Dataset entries
--- Begin ---

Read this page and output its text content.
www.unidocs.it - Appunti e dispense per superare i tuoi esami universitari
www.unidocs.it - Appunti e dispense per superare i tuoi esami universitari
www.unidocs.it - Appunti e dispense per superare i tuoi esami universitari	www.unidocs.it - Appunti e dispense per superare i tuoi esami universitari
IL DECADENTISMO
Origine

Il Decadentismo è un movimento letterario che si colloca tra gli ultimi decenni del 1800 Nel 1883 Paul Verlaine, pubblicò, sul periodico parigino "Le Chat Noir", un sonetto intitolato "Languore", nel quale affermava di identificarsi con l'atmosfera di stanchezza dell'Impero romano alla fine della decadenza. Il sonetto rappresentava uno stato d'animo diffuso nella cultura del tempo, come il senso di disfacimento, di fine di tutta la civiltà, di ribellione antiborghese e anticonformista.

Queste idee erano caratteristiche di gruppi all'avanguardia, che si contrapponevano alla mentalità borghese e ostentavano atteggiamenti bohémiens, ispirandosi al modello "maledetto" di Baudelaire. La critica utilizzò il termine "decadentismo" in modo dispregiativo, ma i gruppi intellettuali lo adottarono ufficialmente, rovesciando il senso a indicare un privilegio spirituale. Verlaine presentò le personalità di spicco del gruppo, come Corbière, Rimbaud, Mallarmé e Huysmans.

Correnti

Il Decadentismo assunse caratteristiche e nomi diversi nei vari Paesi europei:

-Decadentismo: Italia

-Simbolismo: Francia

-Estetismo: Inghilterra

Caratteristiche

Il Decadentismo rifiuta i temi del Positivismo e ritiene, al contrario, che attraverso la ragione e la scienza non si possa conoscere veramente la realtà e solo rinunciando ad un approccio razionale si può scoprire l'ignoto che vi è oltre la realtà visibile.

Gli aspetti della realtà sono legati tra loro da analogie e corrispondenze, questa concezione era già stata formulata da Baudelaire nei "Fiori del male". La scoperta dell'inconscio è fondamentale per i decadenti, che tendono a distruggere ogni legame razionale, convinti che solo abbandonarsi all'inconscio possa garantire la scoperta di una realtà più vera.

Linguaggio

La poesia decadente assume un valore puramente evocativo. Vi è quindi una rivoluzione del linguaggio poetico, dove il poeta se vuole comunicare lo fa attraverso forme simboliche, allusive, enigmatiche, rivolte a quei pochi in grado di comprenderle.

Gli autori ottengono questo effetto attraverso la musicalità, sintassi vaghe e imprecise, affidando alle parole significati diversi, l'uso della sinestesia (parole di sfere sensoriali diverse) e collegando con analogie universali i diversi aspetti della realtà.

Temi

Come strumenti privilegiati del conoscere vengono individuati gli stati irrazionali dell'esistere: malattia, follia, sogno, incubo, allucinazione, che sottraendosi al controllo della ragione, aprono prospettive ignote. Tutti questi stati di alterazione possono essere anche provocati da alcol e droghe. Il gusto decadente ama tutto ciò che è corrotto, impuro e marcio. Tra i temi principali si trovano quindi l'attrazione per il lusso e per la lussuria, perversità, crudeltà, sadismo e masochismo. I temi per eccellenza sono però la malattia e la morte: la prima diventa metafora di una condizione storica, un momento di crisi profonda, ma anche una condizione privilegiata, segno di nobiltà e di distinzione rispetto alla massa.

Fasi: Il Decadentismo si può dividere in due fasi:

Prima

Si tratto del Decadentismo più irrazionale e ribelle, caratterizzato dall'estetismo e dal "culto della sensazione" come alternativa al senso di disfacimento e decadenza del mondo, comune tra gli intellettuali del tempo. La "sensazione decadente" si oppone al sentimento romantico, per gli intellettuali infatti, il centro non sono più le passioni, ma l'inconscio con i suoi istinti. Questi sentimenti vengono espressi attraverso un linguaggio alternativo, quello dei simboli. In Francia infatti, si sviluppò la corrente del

--- End ---

Transcribe the entire listing above precisely.

Read this page and output its text content.
www.unidocs.it - Appunti e dispense per superare i tuoi esami universitari
www.unidocs.it - Appunti e dispense per superare i tuoi esami universitari
www.unidocs.it - Appunti e dispense per superare i tuoi esami universitari	www.unidocs.it - Appunti e dispense per superare i tuoi esami universitari
IL DECADENTISMO
Origine

Il Decadentismo è un movimento letterario che si colloca tra gli ultimi decenni del 1800 Nel 1883 Paul Verlaine, pubblicò, sul periodico parigino "Le Chat Noir", un sonetto intitolato "Languore", nel quale affermava di identificarsi con l'atmosfera di stanchezza dell'Impero romano alla fine della decadenza. Il sonetto rappresentava uno stato d'animo diffuso nella cultura del tempo, come il senso di disfacimento, di fine di tutta la civiltà, di ribellione antiborghese e anticonformista.

Queste idee erano caratteristiche di gruppi all'avanguardia, che si contrapponevano alla mentalità borghese e ostentavano atteggiamenti bohémiens, ispirandosi al modello "maledetto" di Baudelaire. La critica utilizzò il termine "decadentismo" in modo dispregiativo, ma i gruppi intellettuali lo adottarono ufficialmente, rovesciando il senso a indicare un privilegio spirituale. Verlaine presentò le personalità di spicco del gruppo, come Corbière, Rimbaud, Mallarmé e Huysmans.

Correnti

Il Decadentismo assunse caratteristiche e nomi diversi nei vari Paesi europei:

-Decadentismo: Italia

-Simbolismo: Francia

-Estetismo: Inghilterra

Caratteristiche

Il Decadentismo rifiuta i temi del Positivismo e ritiene, al contrario, che attraverso la ragione e la scienza non si possa conoscere veramente la realtà e solo rinunciando ad un approccio razionale si può scoprire l'ignoto che vi è oltre la realtà visibile.

Gli aspetti della realtà sono legati tra loro da analogie e corrispondenze, questa concezione era già stata formulata da Baudelaire nei "Fiori del male". La scoperta dell'inconscio è fondamentale per i decadenti, che tendono a distruggere ogni legame razionale, convinti che solo abbandonarsi all'inconscio possa garantire la scoperta di una realtà più vera.

Linguaggio

La poesia decadente assume un valore puramente evocativo. Vi è quindi una rivoluzione del linguaggio poetico, dove il poeta se vuole comunicare lo fa attraverso forme simboliche, allusive, enigmatiche, rivolte a quei pochi in grado di comprenderle.

Gli autori ottengono questo effetto attraverso la musicalità, sintassi vaghe e imprecise, affidando alle parole significati diversi, l'uso della sinestesia (parole di sfere sensoriali diverse) e collegando con analogie universali i diversi aspetti della realtà.

Temi

Come strumenti privilegiati del conoscere vengono individuati gli stati irrazionali dell'esistere: malattia, follia, sogno, incubo, allucinazione, che sottraendosi al controllo della ragione, aprono prospettive ignote. Tutti questi stati di alterazione possono essere anche provocati da alcol e droghe. Il gusto decadente ama tutto ciò che è corrotto, impuro e marcio. Tra i temi principali si trovano quindi l'attrazione per il lusso e per la lussuria, perversità, crudeltà, sadismo e masochismo. I temi per eccellenza sono però la malattia e la morte: la prima diventa metafora di una condizione storica, un momento di crisi profonda, ma anche una condizione privilegiata, segno di nobiltà e di distinzione rispetto alla massa.

Fasi: Il Decadentismo si può dividere in due fasi:

Prima

Si tratto del Decadentismo più irrazionale e ribelle, caratterizzato dall'estetismo e dal "culto della sensazione" come alternativa al senso di disfacimento e decadenza del mondo, comune tra gli intellettuali del tempo. La "sensazione decadente" si oppone al sentimento romantico, per gli intellettuali infatti, il centro non sono più le passioni, ma l'inconscio con i suoi istinti. Questi sentimenti vengono espressi attraverso un linguaggio alternativo, quello dei simboli. In Francia infatti, si sviluppò la corrente del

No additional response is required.